S. Mateus e S. Lucas, embora de forma diferente, interessaram-se pela significação
do seu nascimento. Quem se tinha mostrado, na vida adulta, como incarnação de
um projecto inédito de Deus ser Deus e do ser humano ser humano, não podia ser
fruto do acaso. Construíram aquilo que se chama Evangelhos da Infância. São belas e profundas construções
teológicas que transpõem para a infância as manifestações de uma rara vida
adulta.
S.
Paulo, dirigindo-se aos cristãos, precedeu estas narrativas com uma proposta
muito ousada e muito esquecida[iii]: Não sabeis que sois o
templo de Deus e que o Espírito de Deus habita em vós?
Deus
pode ter casa posta no coração de qualquer ser humano. Este pode não O
reconhecer, mas é sempre imagem de Deus, reconhecida ou atraiçoada.

● ● ● ● ● ● ●

- Pedido escrito 1:
Transcreva do texto sobre os Evangelhos da Infância o trecho que começa em "S. Mateus e" e termina em "habita em vós?".

(Registos das regiões do layout)
● ● ● ● ● ● ●

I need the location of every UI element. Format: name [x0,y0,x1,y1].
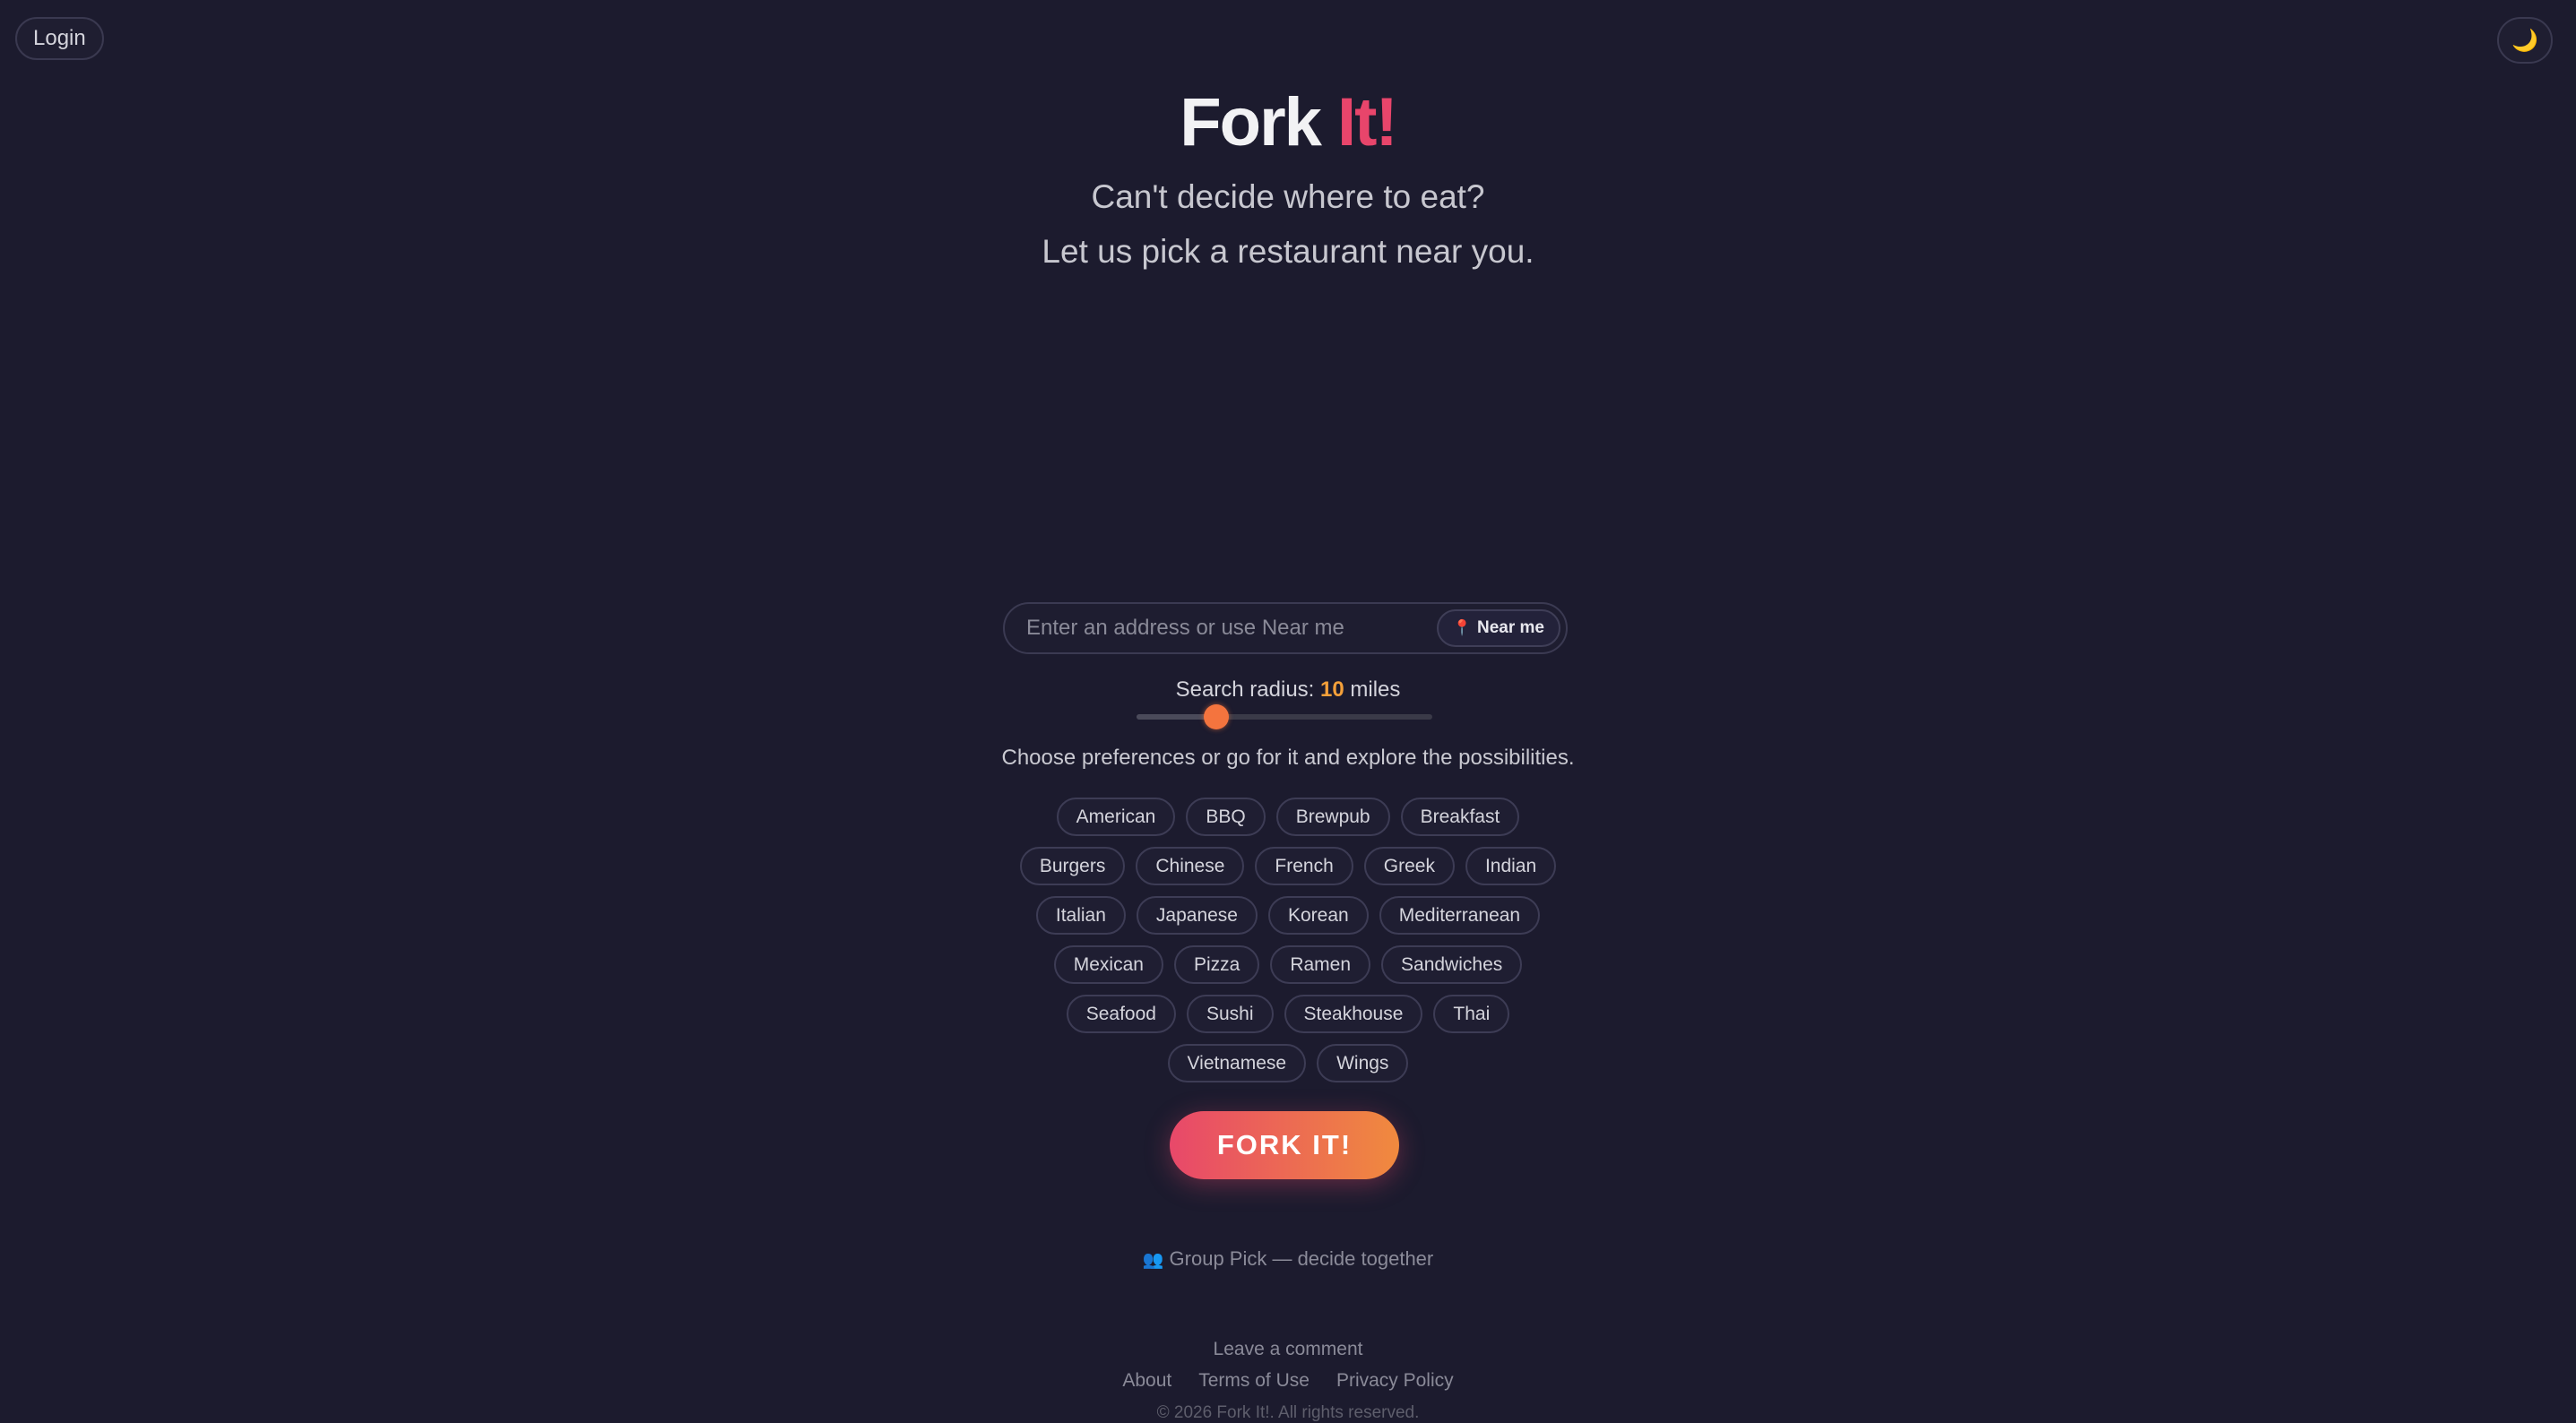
footer-links: About Terms of Use Privacy Policy [0,1370,2576,1392]
moon-icon: 🌙 [2511,28,2538,53]
radius-slider[interactable] [1137,704,1432,729]
cuisine-chip-steakhouse[interactable]: Steakhouse [1284,995,1423,1033]
cuisine-chip-korean[interactable]: Korean [1267,896,1369,935]
subtitle-line-1: Can't decide where to eat? [1091,178,1485,215]
group-pick-link[interactable]: 👥 Group Pick — decide together [0,1247,2576,1271]
footer-link-terms-of-use[interactable]: Terms of Use [1198,1370,1310,1392]
address-input[interactable] [1024,604,1428,652]
cuisine-chip-pizza[interactable]: Pizza [1173,945,1260,984]
radius-unit: miles [1350,677,1401,702]
radius-slider-thumb[interactable] [1204,704,1229,729]
address-search-bar: 📍 Near me [1003,602,1568,654]
radius-label-prefix: Search radius: [1175,677,1315,702]
cuisine-chip-mediterranean[interactable]: Mediterranean [1379,896,1541,935]
cuisine-chip-thai[interactable]: Thai [1433,995,1510,1033]
chip-row: Italian Japanese Korean Mediterranean [995,896,1581,935]
chip-row: American BBQ Brewpub Breakfast [995,798,1581,836]
preferences-prompt: Choose preferences or go for it and expl… [1001,746,1575,770]
cuisine-chip-japanese[interactable]: Japanese [1136,896,1258,935]
cuisine-chip-ramen[interactable]: Ramen [1270,945,1371,984]
cuisine-chip-french[interactable]: French [1255,847,1353,885]
cuisine-chip-wings[interactable]: Wings [1317,1044,1409,1082]
cuisine-chip-chinese[interactable]: Chinese [1136,847,1245,885]
fork-it-button[interactable]: FORK IT! [1170,1111,1399,1179]
title-fork: Fork [1180,84,1322,160]
near-me-label: Near me [1477,618,1544,637]
group-icon: 👥 [1142,1251,1164,1270]
cuisine-chip-indian[interactable]: Indian [1465,847,1557,885]
cuisine-chip-breakfast[interactable]: Breakfast [1400,798,1520,836]
cuisine-chip-burgers[interactable]: Burgers [1019,847,1126,885]
radius-value: 10 [1320,677,1344,702]
cuisine-chip-bbq[interactable]: BBQ [1186,798,1266,836]
subtitle-line-2: Let us pick a restaurant near you. [1042,233,1534,270]
login-button[interactable]: Login [15,17,104,60]
cuisine-chip-greek[interactable]: Greek [1363,847,1455,885]
cuisine-chip-list: American BBQ Brewpub Breakfast Burgers Chines… [995,798,1581,1093]
cuisine-chip-vietnamese[interactable]: Vietnamese [1167,1044,1307,1082]
cuisine-chip-mexican[interactable]: Mexican [1053,945,1163,984]
copyright-text: © 2026 Fork It!. All rights reserved. [1156,1403,1420,1422]
cuisine-chip-american[interactable]: American [1056,798,1176,836]
cuisine-chip-italian[interactable]: Italian [1035,896,1126,935]
near-me-button[interactable]: 📍 Near me [1436,609,1560,647]
theme-toggle-button[interactable]: 🌙 [2497,17,2553,64]
group-pick-label: Group Pick — decide together [1169,1247,1434,1270]
cuisine-chip-brewpub[interactable]: Brewpub [1275,798,1390,836]
leave-comment-link[interactable]: Leave a comment [0,1339,2576,1360]
search-radius-label: Search radius: 10 miles [0,677,2576,703]
footer-link-privacy-policy[interactable]: Privacy Policy [1336,1370,1454,1392]
chip-row: Vietnamese Wings [995,1044,1581,1082]
cuisine-chip-seafood[interactable]: Seafood [1066,995,1176,1033]
page-title: Fork It! [0,82,2576,163]
chip-row: Seafood Sushi Steakhouse Thai [995,995,1581,1033]
chip-row: Mexican Pizza Ramen Sandwiches [995,945,1581,984]
chip-row: Burgers Chinese French Greek Indian [995,847,1581,885]
location-pin-icon: 📍 [1452,619,1472,636]
title-it: It! [1337,84,1398,160]
cuisine-chip-sushi[interactable]: Sushi [1186,995,1274,1033]
footer-link-about[interactable]: About [1122,1370,1171,1392]
cuisine-chip-sandwiches[interactable]: Sandwiches [1381,945,1523,984]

● ● ● ● ● ● ●

- Pedido escrito 2:
Repita palavra por palavra as linhas dos registos das regiões do layout, começando na linha que contém "footer-links: About Terms" e terminando na linha que contém "radius-slider-thumb[interactable] [1204,704,1229,729]", com ambas incluídas.

- Resposta desenvolvida 1:
S. Mateus e S. Lucas, embora de forma diferente, interessaram-se pela significação
do seu nascimento. Quem se tinha mostrado, na vida adulta, como incarnação de
um projecto inédito de Deus ser Deus e do ser humano ser humano, não podia ser
fruto do acaso. Construíram aquilo que se chama Evangelhos da Infância. São belas e profundas construções
teológicas que transpõem para a infância as manifestações de uma rara vida
adulta.
S.
Paulo, dirigindo-se aos cristãos, precedeu estas narrativas com uma proposta
muito ousada e muito esquecida[iii]: Não sabeis que sois o
templo de Deus e que o Espírito de Deus habita em vós?

- Resposta desenvolvida 2:
footer-links: About Terms of Use Privacy Policy [0,1370,2576,1392]
moon-icon: 🌙 [2511,28,2538,53]
radius-slider[interactable] [1137,704,1432,729]
cuisine-chip-steakhouse[interactable]: Steakhouse [1284,995,1423,1033]
cuisine-chip-korean[interactable]: Korean [1267,896,1369,935]
subtitle-line-1: Can't decide where to eat? [1091,178,1485,215]
group-pick-link[interactable]: 👥 Group Pick — decide together [0,1247,2576,1271]
footer-link-terms-of-use[interactable]: Terms of Use [1198,1370,1310,1392]
address-input[interactable] [1024,604,1428,652]
cuisine-chip-pizza[interactable]: Pizza [1173,945,1260,984]
radius-unit: miles [1350,677,1401,702]
radius-slider-thumb[interactable] [1204,704,1229,729]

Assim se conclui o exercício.